-- BEGIN Record extracts --

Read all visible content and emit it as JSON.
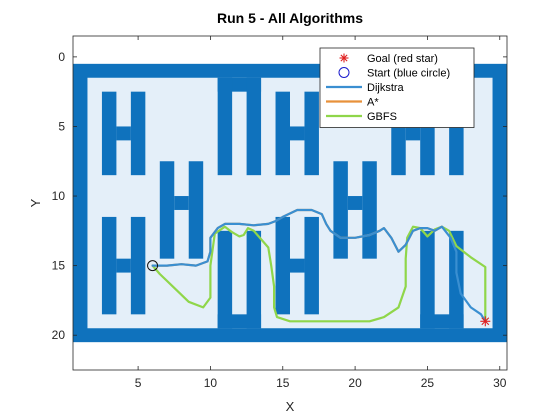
{
  "chart_data": {
    "type": "line",
    "title": "Run 5 - All Algorithms",
    "xlabel": "X",
    "ylabel": "Y",
    "xlim": [
      0.5,
      30.5
    ],
    "ylim": [
      -1.5,
      22.5
    ],
    "y_reversed": true,
    "xticks": [
      5,
      10,
      15,
      20,
      25,
      30
    ],
    "yticks": [
      0,
      5,
      10,
      15,
      20
    ],
    "grid": false,
    "legend_position": "top-right",
    "colors": {
      "wall": "#0f72bd",
      "free": "#e4eff9",
      "dijkstra": "#3a8fd1",
      "astar": "#e8913a",
      "gbfs": "#8fd64a",
      "goal": "#e02020",
      "start": "#1a1acc"
    },
    "map": {
      "grid_extent": [
        0.5,
        30.5,
        0.5,
        20.5
      ],
      "free_rect": [
        1.5,
        29.5,
        1.5,
        19.5
      ],
      "wall_rects": [
        [
          2.5,
          3.5,
          2.5,
          8.5
        ],
        [
          4.5,
          5.5,
          2.5,
          8.5
        ],
        [
          3.5,
          4.5,
          5.0,
          6.0
        ],
        [
          2.5,
          3.5,
          11.5,
          18.5
        ],
        [
          4.5,
          5.5,
          11.5,
          18.5
        ],
        [
          3.5,
          4.5,
          14.5,
          15.5
        ],
        [
          6.5,
          7.5,
          7.5,
          14.5
        ],
        [
          8.5,
          9.5,
          7.5,
          14.5
        ],
        [
          7.5,
          8.5,
          10.0,
          11.0
        ],
        [
          10.5,
          13.5,
          1.5,
          2.5
        ],
        [
          10.5,
          11.5,
          1.5,
          8.5
        ],
        [
          12.5,
          13.5,
          1.5,
          8.5
        ],
        [
          10.5,
          11.5,
          12.5,
          19.5
        ],
        [
          12.5,
          13.5,
          12.5,
          19.5
        ],
        [
          10.5,
          13.5,
          18.5,
          19.5
        ],
        [
          14.5,
          15.5,
          2.5,
          8.5
        ],
        [
          16.5,
          17.5,
          2.5,
          8.5
        ],
        [
          15.5,
          16.5,
          5.0,
          6.0
        ],
        [
          14.5,
          15.5,
          11.5,
          18.5
        ],
        [
          16.5,
          17.5,
          11.5,
          18.5
        ],
        [
          15.5,
          16.5,
          14.5,
          15.5
        ],
        [
          18.5,
          19.5,
          7.5,
          14.5
        ],
        [
          20.5,
          21.5,
          7.5,
          14.5
        ],
        [
          19.5,
          20.5,
          10.0,
          11.0
        ],
        [
          22.5,
          23.5,
          2.5,
          8.5
        ],
        [
          24.5,
          25.5,
          2.5,
          8.5
        ],
        [
          23.5,
          24.5,
          5.0,
          6.0
        ],
        [
          24.5,
          25.5,
          12.5,
          19.5
        ],
        [
          26.5,
          27.5,
          12.5,
          19.5
        ],
        [
          24.5,
          27.5,
          18.5,
          19.5
        ],
        [
          26.5,
          27.5,
          2.5,
          8.5
        ]
      ]
    },
    "start": [
      6,
      15
    ],
    "goal": [
      29,
      19
    ],
    "legend": [
      {
        "label": "Goal (red star)",
        "kind": "star"
      },
      {
        "label": "Start (blue circle)",
        "kind": "circle"
      },
      {
        "label": "Dijkstra",
        "kind": "line",
        "series": "dijkstra"
      },
      {
        "label": "A*",
        "kind": "line",
        "series": "astar"
      },
      {
        "label": "GBFS",
        "kind": "line",
        "series": "gbfs"
      }
    ],
    "series": [
      {
        "name": "Dijkstra",
        "key": "dijkstra",
        "x": [
          6,
          7,
          8,
          9,
          9.8,
          10,
          10,
          10.5,
          11,
          12,
          13,
          14,
          14.5,
          15,
          16,
          17,
          17.7,
          18,
          18.3,
          19,
          20,
          21,
          21.7,
          22,
          22.5,
          23,
          23.5,
          24,
          24.5,
          25,
          25.5,
          26,
          26.6,
          27,
          27,
          27.3,
          28,
          28.7,
          29
        ],
        "y": [
          15,
          15,
          14.9,
          15,
          14.7,
          14,
          13,
          12.3,
          12,
          12,
          12.1,
          12,
          11.8,
          11.5,
          11,
          11,
          11.3,
          12,
          12.5,
          13,
          13,
          12.8,
          12.5,
          12.3,
          13,
          14,
          13.5,
          12.5,
          12.3,
          12.3,
          12.5,
          12.2,
          13,
          14,
          15.5,
          17,
          18,
          18.5,
          19
        ]
      },
      {
        "name": "A*",
        "key": "astar",
        "x": [
          6,
          7,
          8,
          9,
          9.8,
          10,
          10,
          10.5,
          11,
          12,
          13,
          14,
          14.5,
          15,
          16,
          17,
          17.7,
          18,
          18.3,
          19,
          20,
          21,
          21.7,
          22,
          22.5,
          23,
          23.5,
          24,
          24.5,
          25,
          25.5,
          26
        ],
        "y": [
          15,
          15,
          14.9,
          15,
          14.7,
          14,
          13,
          12.3,
          12,
          12,
          12.1,
          12,
          11.8,
          11.5,
          11,
          11,
          11.3,
          12,
          12.5,
          13,
          13,
          12.8,
          12.5,
          12.3,
          13,
          14,
          13.5,
          12.5,
          12.3,
          12.3,
          12.5,
          12.2
        ]
      },
      {
        "name": "GBFS",
        "key": "gbfs",
        "x": [
          6,
          6.5,
          7.5,
          8.5,
          9.5,
          10,
          10,
          10.3,
          11,
          11.5,
          12,
          12.3,
          12.6,
          13,
          14,
          14.2,
          14.4,
          14.4,
          14.6,
          15.5,
          17,
          19,
          21,
          22,
          23,
          23.5,
          23.5,
          23.6,
          24,
          24.5,
          25,
          25.5,
          26,
          26.5,
          27,
          28,
          29,
          29
        ],
        "y": [
          15,
          15.6,
          16.6,
          17.6,
          18,
          17.3,
          15,
          12.7,
          12.2,
          12.6,
          12.9,
          12.8,
          12.3,
          12.5,
          13.7,
          15,
          16.5,
          18,
          18.7,
          19,
          19,
          19,
          19,
          18.7,
          18,
          16.5,
          14.5,
          13,
          12.2,
          12.3,
          12.9,
          12.4,
          12.2,
          12.5,
          13.6,
          14.4,
          15.1,
          19
        ]
      }
    ]
  }
}
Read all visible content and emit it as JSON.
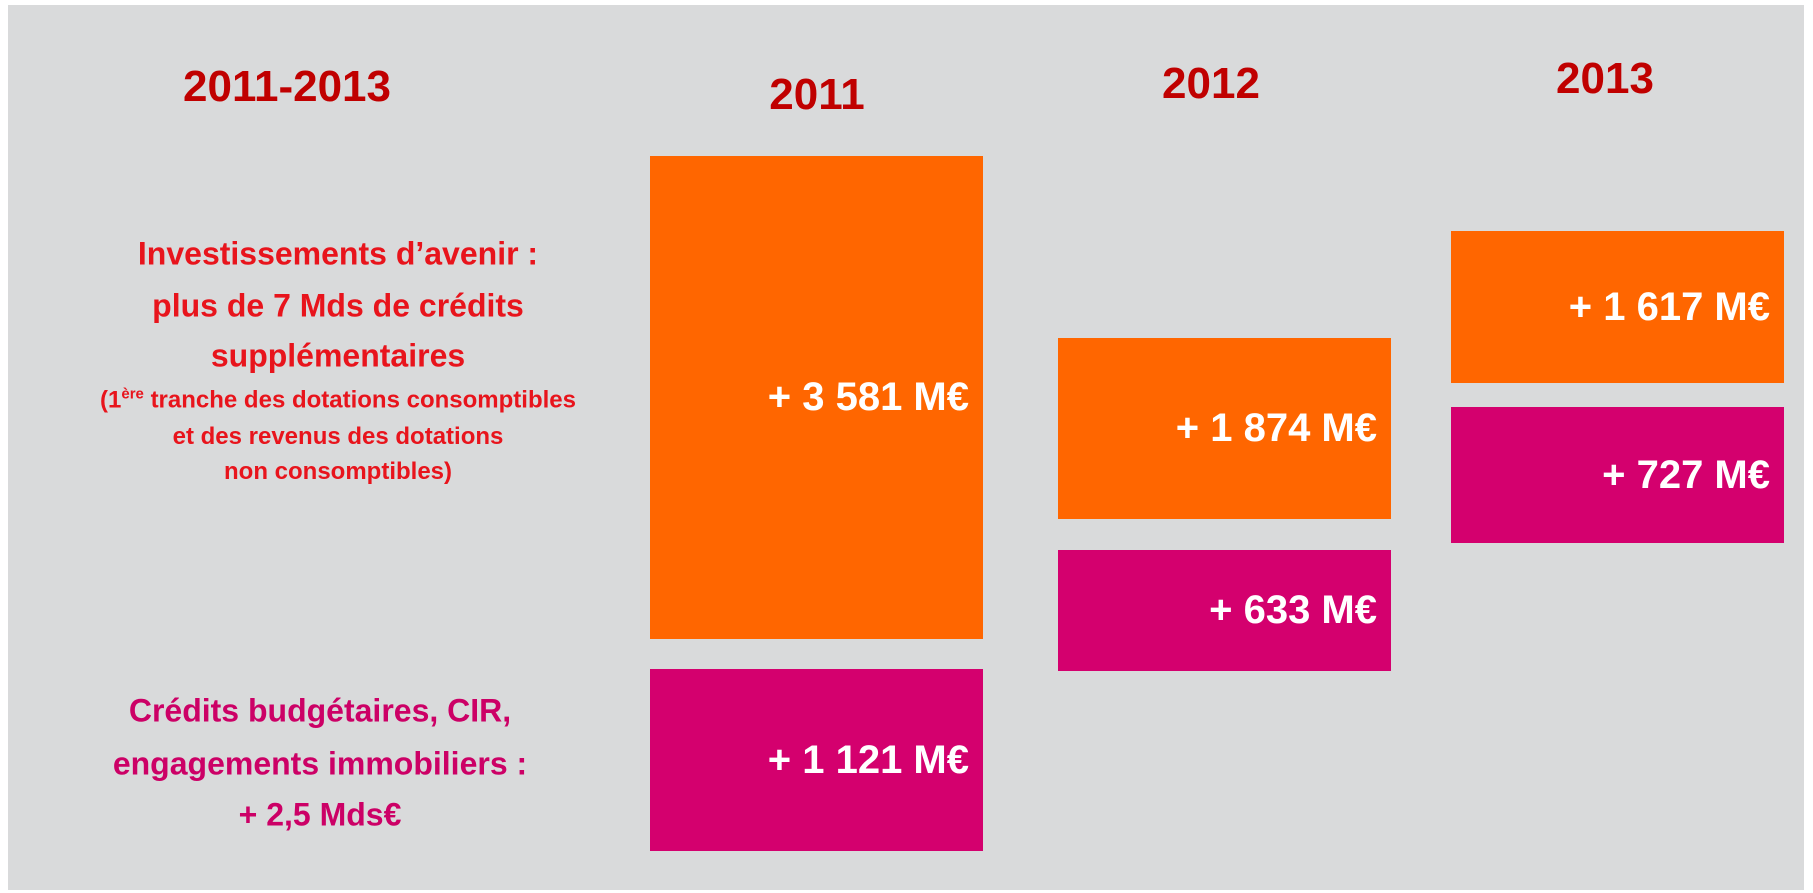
{
  "header": {
    "period": "2011-2013"
  },
  "legend": {
    "investments": {
      "lines": [
        "Investissements d’avenir :",
        "plus de 7 Mds de crédits",
        "supplémentaires"
      ],
      "note": {
        "prefix": "(1",
        "sup": "ère",
        "rest": " tranche des dotations consomptibles",
        "lines": [
          "et des revenus des dotations",
          "non consomptibles)"
        ]
      }
    },
    "credits": {
      "lines": [
        "Crédits budgétaires, CIR,",
        "engagements immobiliers :",
        "+ 2,5 Mds€"
      ]
    }
  },
  "years": [
    {
      "year": "2011",
      "investments": "+ 3 581 M€",
      "credits": "+ 1 121 M€"
    },
    {
      "year": "2012",
      "investments": "+ 1 874 M€",
      "credits": "+ 633 M€"
    },
    {
      "year": "2013",
      "investments": "+ 1 617 M€",
      "credits": "+ 727 M€"
    }
  ]
}
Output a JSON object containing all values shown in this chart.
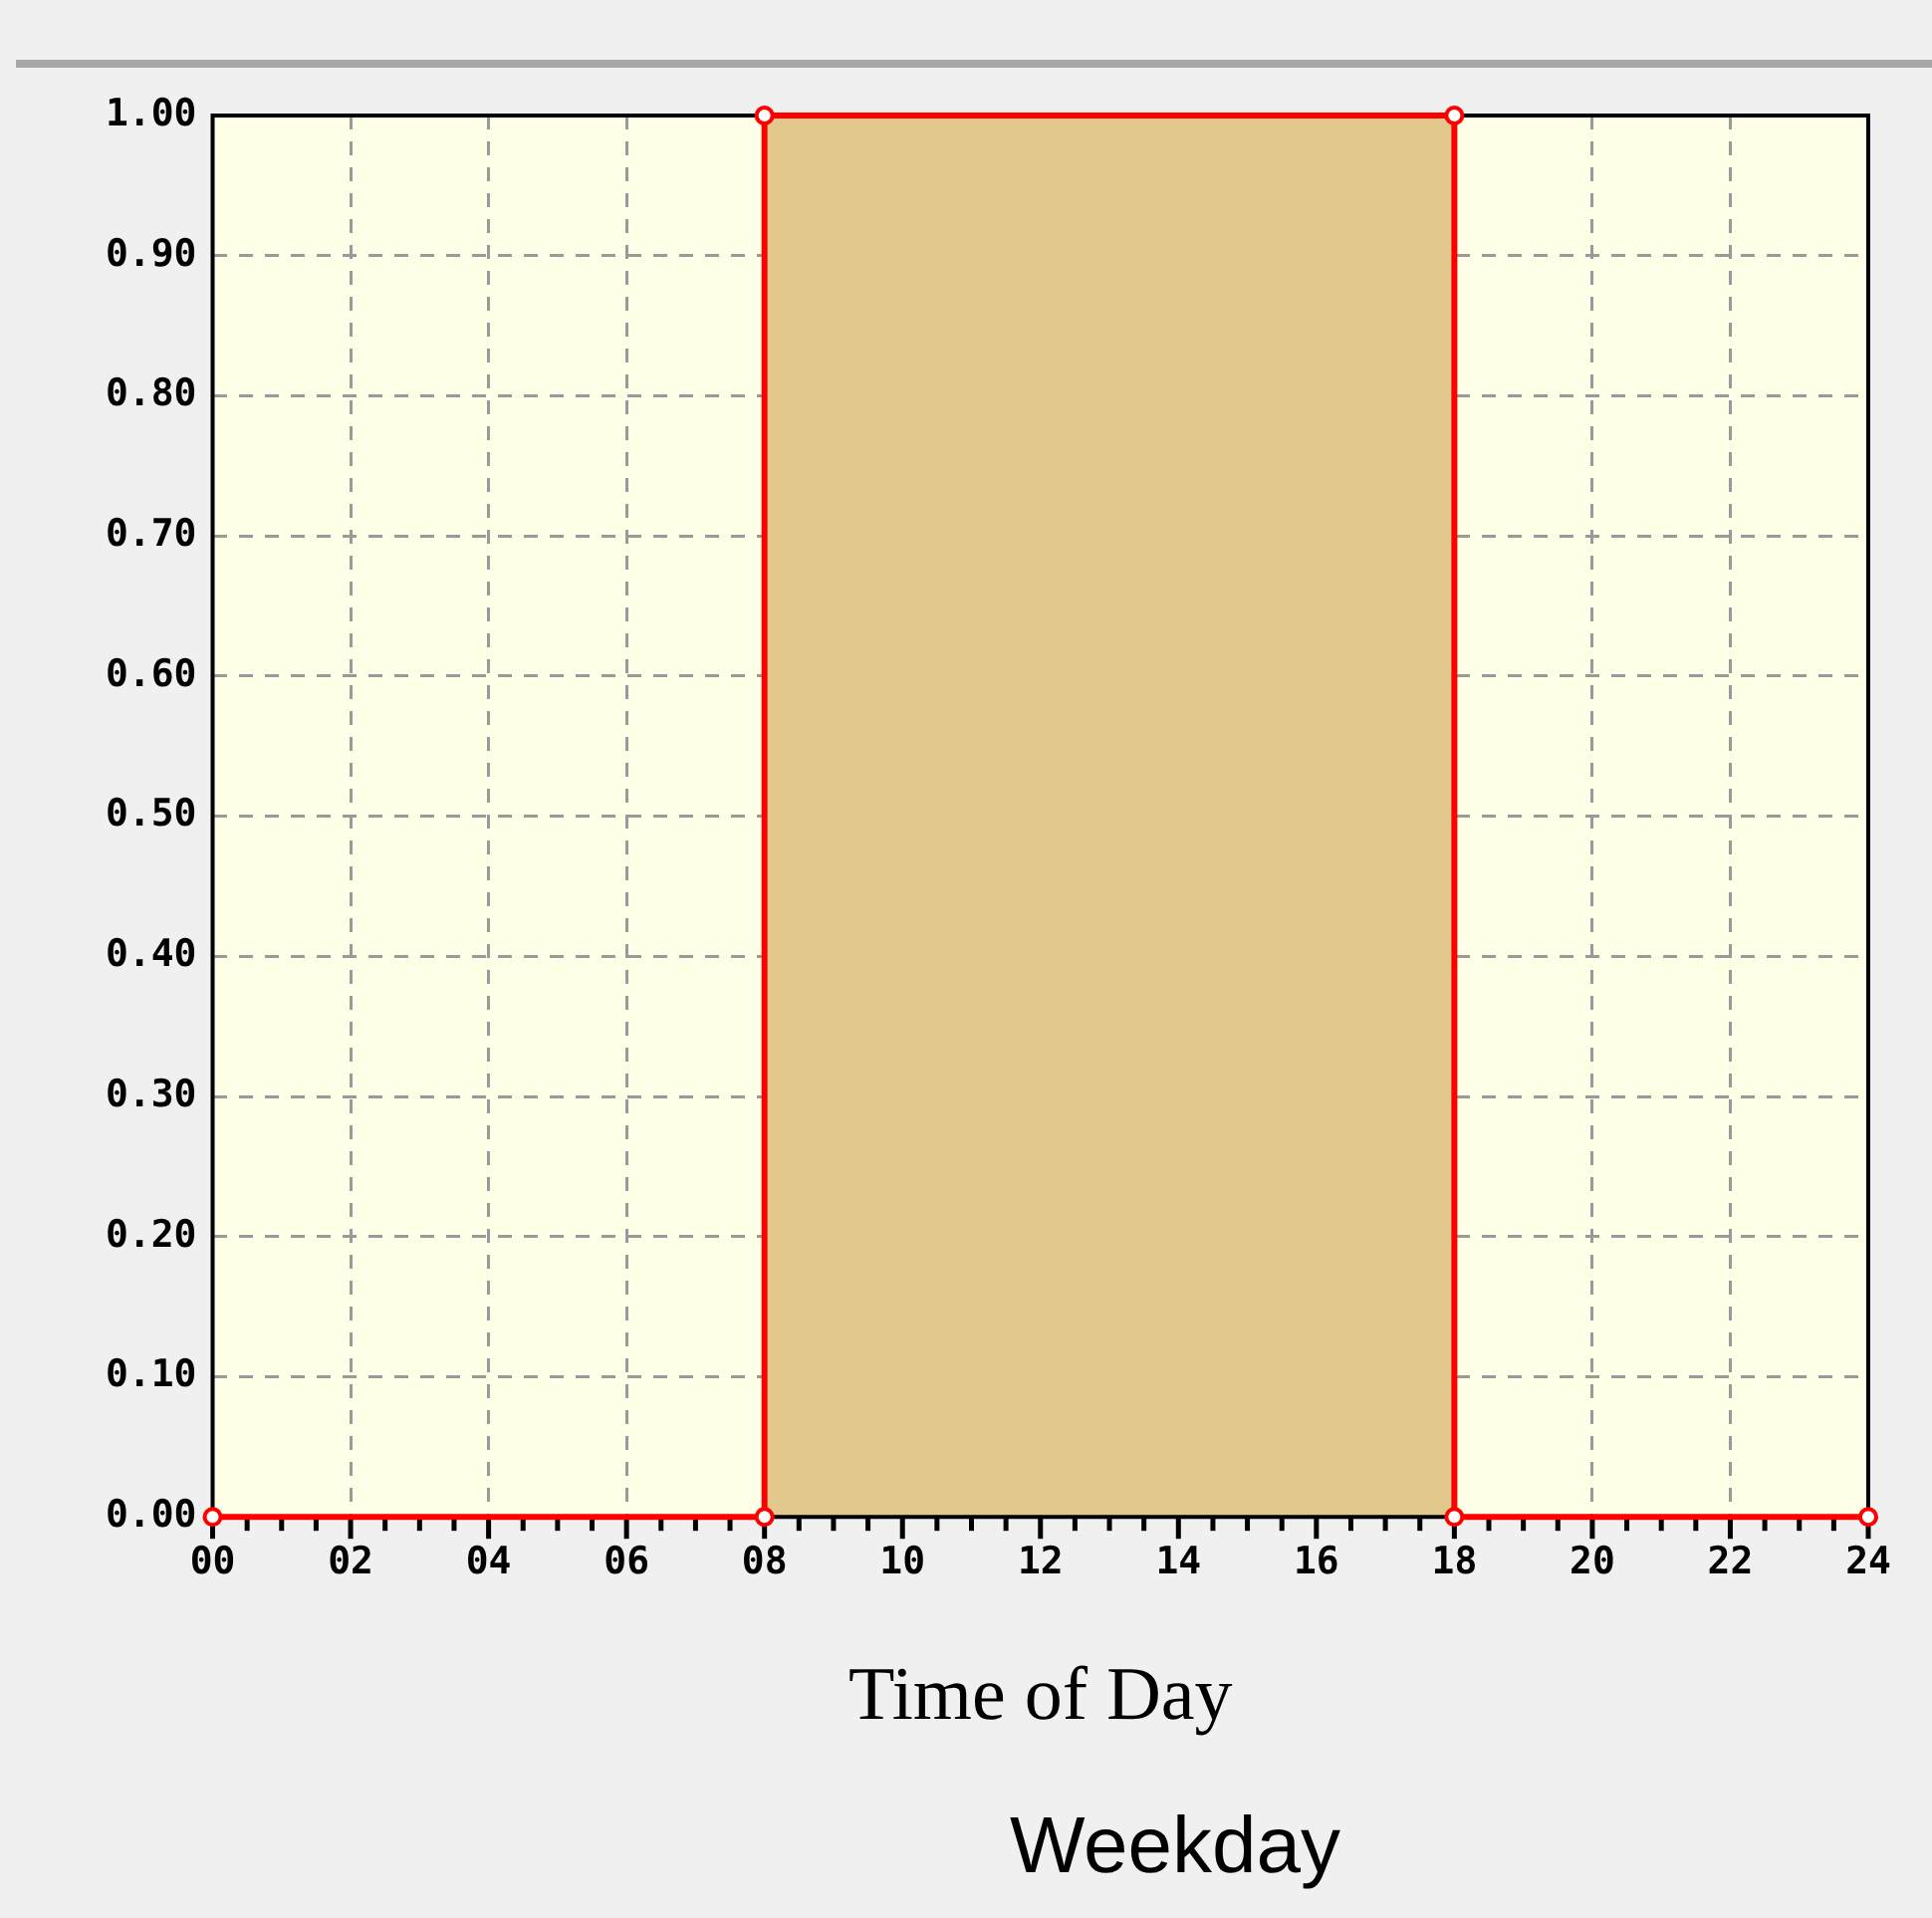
{
  "chart_data": {
    "type": "line",
    "xlabel": "Time of Day",
    "annotations": [
      "Weekday"
    ],
    "x": [
      0,
      8,
      8,
      18,
      18,
      24
    ],
    "series": [
      {
        "color": "#ff0000",
        "values": [
          0,
          0,
          1,
          1,
          0,
          0
        ]
      }
    ],
    "marker": "circle",
    "line_style": "solid",
    "grid": true,
    "legend": false,
    "bands": [
      {
        "axis": "x",
        "from": 8,
        "to": 18,
        "color": "#e3c88e"
      }
    ],
    "xlim": [
      0,
      24
    ],
    "xticks": [
      {
        "value": 0,
        "label": "00"
      },
      {
        "value": 0.5,
        "label": null
      },
      {
        "value": 1,
        "label": null
      },
      {
        "value": 1.5,
        "label": null
      },
      {
        "value": 2,
        "label": "02"
      },
      {
        "value": 2.5,
        "label": null
      },
      {
        "value": 3,
        "label": null
      },
      {
        "value": 3.5,
        "label": null
      },
      {
        "value": 4,
        "label": "04"
      },
      {
        "value": 4.5,
        "label": null
      },
      {
        "value": 5,
        "label": null
      },
      {
        "value": 5.5,
        "label": null
      },
      {
        "value": 6,
        "label": "06"
      },
      {
        "value": 6.5,
        "label": null
      },
      {
        "value": 7,
        "label": null
      },
      {
        "value": 7.5,
        "label": null
      },
      {
        "value": 8,
        "label": "08"
      },
      {
        "value": 8.5,
        "label": null
      },
      {
        "value": 9,
        "label": null
      },
      {
        "value": 9.5,
        "label": null
      },
      {
        "value": 10,
        "label": "10"
      },
      {
        "value": 10.5,
        "label": null
      },
      {
        "value": 11,
        "label": null
      },
      {
        "value": 11.5,
        "label": null
      },
      {
        "value": 12,
        "label": "12"
      },
      {
        "value": 12.5,
        "label": null
      },
      {
        "value": 13,
        "label": null
      },
      {
        "value": 13.5,
        "label": null
      },
      {
        "value": 14,
        "label": "14"
      },
      {
        "value": 14.5,
        "label": null
      },
      {
        "value": 15,
        "label": null
      },
      {
        "value": 15.5,
        "label": null
      },
      {
        "value": 16,
        "label": "16"
      },
      {
        "value": 16.5,
        "label": null
      },
      {
        "value": 17,
        "label": null
      },
      {
        "value": 17.5,
        "label": null
      },
      {
        "value": 18,
        "label": "18"
      },
      {
        "value": 18.5,
        "label": null
      },
      {
        "value": 19,
        "label": null
      },
      {
        "value": 19.5,
        "label": null
      },
      {
        "value": 20,
        "label": "20"
      },
      {
        "value": 20.5,
        "label": null
      },
      {
        "value": 21,
        "label": null
      },
      {
        "value": 21.5,
        "label": null
      },
      {
        "value": 22,
        "label": "22"
      },
      {
        "value": 22.5,
        "label": null
      },
      {
        "value": 23,
        "label": null
      },
      {
        "value": 23.5,
        "label": null
      },
      {
        "value": 24,
        "label": "24"
      }
    ],
    "ylim": [
      0,
      1
    ],
    "yticks": [
      {
        "value": 0,
        "label": "0.00"
      },
      {
        "value": 0.1,
        "label": "0.10"
      },
      {
        "value": 0.2,
        "label": "0.20"
      },
      {
        "value": 0.3,
        "label": "0.30"
      },
      {
        "value": 0.4,
        "label": "0.40"
      },
      {
        "value": 0.5,
        "label": "0.50"
      },
      {
        "value": 0.6,
        "label": "0.60"
      },
      {
        "value": 0.7,
        "label": "0.70"
      },
      {
        "value": 0.8,
        "label": "0.80"
      },
      {
        "value": 0.9,
        "label": "0.90"
      },
      {
        "value": 1,
        "label": "1.00"
      }
    ]
  }
}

-- END Record extracts --

- **Aim of the task**
Return each line of the listing that holds the string "series".

- **Finished answer**
        "series": "dijkstra"
        "series": "astar"
        "series": "gbfs"
    "series": [
    "series": [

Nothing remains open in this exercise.